──────── Stored records ────────

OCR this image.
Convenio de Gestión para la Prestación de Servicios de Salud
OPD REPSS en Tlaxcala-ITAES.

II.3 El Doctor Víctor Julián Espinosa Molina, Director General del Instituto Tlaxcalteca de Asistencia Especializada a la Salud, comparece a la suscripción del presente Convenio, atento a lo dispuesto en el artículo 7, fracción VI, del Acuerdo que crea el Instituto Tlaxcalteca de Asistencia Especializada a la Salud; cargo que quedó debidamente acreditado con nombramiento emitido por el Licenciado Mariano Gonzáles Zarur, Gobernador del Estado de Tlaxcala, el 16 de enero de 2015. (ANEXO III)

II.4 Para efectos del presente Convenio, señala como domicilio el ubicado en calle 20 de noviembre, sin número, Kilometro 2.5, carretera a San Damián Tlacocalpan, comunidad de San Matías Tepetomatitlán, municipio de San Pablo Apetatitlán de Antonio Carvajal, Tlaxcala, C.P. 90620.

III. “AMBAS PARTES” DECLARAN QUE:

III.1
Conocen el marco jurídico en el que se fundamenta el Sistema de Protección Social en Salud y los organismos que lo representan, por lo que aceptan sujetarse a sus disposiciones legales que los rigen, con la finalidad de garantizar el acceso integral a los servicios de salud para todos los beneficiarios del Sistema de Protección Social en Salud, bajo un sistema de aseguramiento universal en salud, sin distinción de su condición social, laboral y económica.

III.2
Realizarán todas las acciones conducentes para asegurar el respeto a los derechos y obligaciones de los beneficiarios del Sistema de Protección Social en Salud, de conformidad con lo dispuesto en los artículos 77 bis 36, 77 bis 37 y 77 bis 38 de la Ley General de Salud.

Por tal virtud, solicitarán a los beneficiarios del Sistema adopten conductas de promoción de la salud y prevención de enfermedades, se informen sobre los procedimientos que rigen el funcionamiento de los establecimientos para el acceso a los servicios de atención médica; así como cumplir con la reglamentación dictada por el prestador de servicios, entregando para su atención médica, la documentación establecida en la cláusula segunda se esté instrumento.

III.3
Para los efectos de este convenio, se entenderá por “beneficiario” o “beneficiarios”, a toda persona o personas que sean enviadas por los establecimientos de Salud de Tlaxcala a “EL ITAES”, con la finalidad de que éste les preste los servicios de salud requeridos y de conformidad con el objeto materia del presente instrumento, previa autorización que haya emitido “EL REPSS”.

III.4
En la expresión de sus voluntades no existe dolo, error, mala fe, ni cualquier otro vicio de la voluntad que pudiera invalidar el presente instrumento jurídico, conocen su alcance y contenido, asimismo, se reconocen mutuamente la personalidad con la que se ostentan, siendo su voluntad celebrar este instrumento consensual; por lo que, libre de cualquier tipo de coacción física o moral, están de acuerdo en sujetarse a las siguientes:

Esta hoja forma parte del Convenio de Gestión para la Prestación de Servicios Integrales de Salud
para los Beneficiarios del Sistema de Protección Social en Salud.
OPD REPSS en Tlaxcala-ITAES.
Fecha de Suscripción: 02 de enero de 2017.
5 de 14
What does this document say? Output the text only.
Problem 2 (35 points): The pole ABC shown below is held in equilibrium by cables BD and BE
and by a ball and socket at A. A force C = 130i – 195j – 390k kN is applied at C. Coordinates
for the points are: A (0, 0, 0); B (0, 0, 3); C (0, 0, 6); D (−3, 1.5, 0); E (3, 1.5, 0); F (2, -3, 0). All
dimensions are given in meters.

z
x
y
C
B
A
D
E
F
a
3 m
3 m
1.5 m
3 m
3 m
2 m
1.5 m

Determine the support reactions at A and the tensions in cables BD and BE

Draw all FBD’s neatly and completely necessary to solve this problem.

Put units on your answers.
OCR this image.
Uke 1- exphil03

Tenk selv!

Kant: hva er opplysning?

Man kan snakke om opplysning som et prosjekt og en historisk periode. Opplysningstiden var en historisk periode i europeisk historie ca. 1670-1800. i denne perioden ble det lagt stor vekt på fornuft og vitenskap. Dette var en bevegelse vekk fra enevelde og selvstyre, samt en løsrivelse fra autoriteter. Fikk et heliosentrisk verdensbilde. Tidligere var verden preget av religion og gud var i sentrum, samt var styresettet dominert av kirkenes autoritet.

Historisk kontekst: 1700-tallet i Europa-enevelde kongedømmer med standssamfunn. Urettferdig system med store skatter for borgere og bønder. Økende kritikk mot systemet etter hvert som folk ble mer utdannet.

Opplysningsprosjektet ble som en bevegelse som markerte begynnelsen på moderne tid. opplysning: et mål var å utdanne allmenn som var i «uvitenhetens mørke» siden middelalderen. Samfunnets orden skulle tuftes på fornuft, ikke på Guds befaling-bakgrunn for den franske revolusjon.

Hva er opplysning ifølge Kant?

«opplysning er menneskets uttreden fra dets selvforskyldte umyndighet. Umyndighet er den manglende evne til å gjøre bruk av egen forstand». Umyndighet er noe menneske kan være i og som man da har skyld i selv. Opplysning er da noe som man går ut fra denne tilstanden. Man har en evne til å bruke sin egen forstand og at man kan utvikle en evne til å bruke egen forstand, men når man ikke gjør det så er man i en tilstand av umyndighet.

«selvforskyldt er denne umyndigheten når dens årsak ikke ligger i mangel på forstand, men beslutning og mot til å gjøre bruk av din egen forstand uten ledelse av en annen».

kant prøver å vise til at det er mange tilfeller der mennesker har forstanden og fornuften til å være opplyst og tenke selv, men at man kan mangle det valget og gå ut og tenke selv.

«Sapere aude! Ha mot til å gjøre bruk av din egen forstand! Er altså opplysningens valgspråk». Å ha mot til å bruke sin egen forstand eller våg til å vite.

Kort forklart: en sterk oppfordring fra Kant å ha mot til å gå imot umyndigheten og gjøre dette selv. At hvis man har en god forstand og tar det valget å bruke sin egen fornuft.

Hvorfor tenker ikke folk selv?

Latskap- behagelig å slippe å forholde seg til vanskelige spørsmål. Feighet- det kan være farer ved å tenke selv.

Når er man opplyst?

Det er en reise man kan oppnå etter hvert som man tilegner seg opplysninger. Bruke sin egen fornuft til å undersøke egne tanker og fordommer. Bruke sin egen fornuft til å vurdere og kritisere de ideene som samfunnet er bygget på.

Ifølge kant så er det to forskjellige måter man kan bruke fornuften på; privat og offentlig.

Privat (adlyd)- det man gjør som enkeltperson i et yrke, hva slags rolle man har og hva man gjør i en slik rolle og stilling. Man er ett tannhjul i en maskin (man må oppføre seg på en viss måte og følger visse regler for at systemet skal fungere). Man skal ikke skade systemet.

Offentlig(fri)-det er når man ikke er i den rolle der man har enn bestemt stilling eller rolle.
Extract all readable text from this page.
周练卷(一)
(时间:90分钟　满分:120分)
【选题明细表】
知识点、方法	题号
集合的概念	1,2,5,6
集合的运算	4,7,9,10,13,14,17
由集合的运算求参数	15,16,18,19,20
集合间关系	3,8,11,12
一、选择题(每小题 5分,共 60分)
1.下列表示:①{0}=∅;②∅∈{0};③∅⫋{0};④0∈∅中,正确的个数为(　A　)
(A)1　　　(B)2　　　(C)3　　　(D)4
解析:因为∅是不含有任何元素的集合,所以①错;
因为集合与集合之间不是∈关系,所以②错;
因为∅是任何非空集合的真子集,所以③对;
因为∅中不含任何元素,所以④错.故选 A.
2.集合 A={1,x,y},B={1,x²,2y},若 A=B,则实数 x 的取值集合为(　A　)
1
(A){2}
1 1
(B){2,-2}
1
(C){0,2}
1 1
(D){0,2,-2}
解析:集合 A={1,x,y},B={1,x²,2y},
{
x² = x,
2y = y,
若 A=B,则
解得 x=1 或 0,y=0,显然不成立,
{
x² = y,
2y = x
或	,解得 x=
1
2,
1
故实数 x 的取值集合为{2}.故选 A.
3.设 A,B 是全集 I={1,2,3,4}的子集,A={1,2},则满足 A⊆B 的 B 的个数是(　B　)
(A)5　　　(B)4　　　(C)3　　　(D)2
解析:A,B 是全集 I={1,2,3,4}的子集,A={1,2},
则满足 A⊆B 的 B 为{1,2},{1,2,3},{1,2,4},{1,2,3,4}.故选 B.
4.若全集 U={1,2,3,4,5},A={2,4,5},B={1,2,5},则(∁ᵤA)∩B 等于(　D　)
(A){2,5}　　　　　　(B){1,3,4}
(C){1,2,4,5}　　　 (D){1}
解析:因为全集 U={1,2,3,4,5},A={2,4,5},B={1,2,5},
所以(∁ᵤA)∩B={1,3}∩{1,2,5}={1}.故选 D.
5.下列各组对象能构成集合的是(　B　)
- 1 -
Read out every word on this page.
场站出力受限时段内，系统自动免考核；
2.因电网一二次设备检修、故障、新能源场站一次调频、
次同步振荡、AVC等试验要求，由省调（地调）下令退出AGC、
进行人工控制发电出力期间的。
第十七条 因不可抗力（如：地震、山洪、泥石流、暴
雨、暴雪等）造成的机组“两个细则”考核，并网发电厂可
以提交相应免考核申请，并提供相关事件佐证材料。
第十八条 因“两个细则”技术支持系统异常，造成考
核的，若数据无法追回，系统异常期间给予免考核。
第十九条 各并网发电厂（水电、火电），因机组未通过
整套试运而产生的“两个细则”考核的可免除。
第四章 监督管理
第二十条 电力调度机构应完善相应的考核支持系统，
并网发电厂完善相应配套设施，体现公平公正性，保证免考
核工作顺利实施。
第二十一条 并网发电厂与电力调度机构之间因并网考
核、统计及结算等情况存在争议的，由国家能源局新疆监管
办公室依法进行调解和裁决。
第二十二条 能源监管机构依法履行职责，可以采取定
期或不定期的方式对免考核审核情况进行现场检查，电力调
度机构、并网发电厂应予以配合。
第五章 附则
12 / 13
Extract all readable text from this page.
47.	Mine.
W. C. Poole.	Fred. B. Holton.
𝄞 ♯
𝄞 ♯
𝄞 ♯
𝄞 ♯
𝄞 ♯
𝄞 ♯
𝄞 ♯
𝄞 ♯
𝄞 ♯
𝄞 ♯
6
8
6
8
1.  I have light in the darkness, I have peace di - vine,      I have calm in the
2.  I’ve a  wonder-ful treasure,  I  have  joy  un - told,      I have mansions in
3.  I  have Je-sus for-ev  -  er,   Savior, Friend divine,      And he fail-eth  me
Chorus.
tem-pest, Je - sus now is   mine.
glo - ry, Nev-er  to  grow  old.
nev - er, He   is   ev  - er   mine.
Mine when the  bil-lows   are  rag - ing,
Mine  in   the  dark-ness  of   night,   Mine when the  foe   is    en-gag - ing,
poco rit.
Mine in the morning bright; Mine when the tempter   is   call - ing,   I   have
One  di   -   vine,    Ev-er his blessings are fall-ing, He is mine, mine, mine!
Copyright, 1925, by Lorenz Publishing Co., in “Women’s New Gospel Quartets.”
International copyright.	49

────────

What the task asks>
Out of the preceding entries, pull every line containing the string "opplyst".

Response below>
kant prøver å vise til at det er mange tilfeller der mennesker har forstanden og fornuften til å være opplyst og tenke selv, men at man kan mangle det valget og gå ut og tenke selv.
Når er man opplyst?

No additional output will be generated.